■ Task requirements ■
Find the lines with the string "name" and return them.

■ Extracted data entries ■
******************************

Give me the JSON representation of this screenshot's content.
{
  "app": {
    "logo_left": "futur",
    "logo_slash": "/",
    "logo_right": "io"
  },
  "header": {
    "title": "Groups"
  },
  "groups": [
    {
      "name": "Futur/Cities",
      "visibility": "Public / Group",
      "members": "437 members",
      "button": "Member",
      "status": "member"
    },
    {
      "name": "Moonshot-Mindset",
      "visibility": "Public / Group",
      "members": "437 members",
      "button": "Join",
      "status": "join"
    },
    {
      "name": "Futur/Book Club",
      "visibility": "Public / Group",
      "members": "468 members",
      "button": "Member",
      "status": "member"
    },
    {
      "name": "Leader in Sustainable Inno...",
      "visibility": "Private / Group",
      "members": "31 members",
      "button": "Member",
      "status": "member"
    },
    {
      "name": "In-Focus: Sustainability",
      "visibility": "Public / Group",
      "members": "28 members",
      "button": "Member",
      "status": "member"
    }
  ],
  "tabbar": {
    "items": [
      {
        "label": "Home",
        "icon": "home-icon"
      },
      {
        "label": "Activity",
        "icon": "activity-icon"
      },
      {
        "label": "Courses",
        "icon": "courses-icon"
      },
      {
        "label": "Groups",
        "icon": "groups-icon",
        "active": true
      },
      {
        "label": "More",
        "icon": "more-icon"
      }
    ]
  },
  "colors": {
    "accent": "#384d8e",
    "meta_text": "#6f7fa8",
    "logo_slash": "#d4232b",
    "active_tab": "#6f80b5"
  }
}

******************************

■ Answer to this exercise ■
      "name": "Futur/Cities",
      "name": "Moonshot-Mindset",
      "name": "Futur/Book Club",
      "name": "Leader in Sustainable Inno...",
      "name": "In-Focus: Sustainability",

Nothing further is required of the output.